» WORK TO BE COMPLETED: Count how many lines in the material below hold the word "color"; the reply is that number alone.

Items from a figure collection
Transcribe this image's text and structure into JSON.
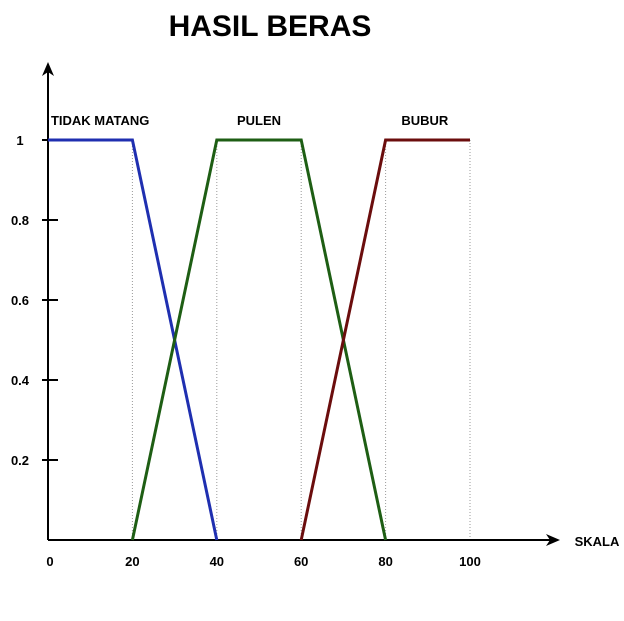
{
  "chart_data": {
    "type": "line",
    "title": "HASIL BERAS",
    "xlabel": "SKALA",
    "ylabel": "",
    "xlim": [
      0,
      100
    ],
    "ylim": [
      0,
      1
    ],
    "x_ticks": [
      0,
      20,
      40,
      60,
      80,
      100
    ],
    "y_ticks": [
      0.2,
      0.4,
      0.6,
      0.8,
      1
    ],
    "y_tick_labels": [
      "0.2",
      "0.4",
      "0.6",
      "0.8",
      "1"
    ],
    "x_tick_labels": [
      "0",
      "20",
      "40",
      "60",
      "80",
      "100"
    ],
    "grid": false,
    "series": [
      {
        "name": "TIDAK MATANG",
        "color": "#1f2fb0",
        "x": [
          0,
          20,
          40
        ],
        "y": [
          1,
          1,
          0
        ]
      },
      {
        "name": "PULEN",
        "color": "#1e5e14",
        "x": [
          20,
          40,
          60,
          80
        ],
        "y": [
          0,
          1,
          1,
          0
        ]
      },
      {
        "name": "BUBUR",
        "color": "#6b0d0d",
        "x": [
          60,
          80,
          100
        ],
        "y": [
          0,
          1,
          1
        ]
      }
    ]
  }
}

» THE RESULT: 3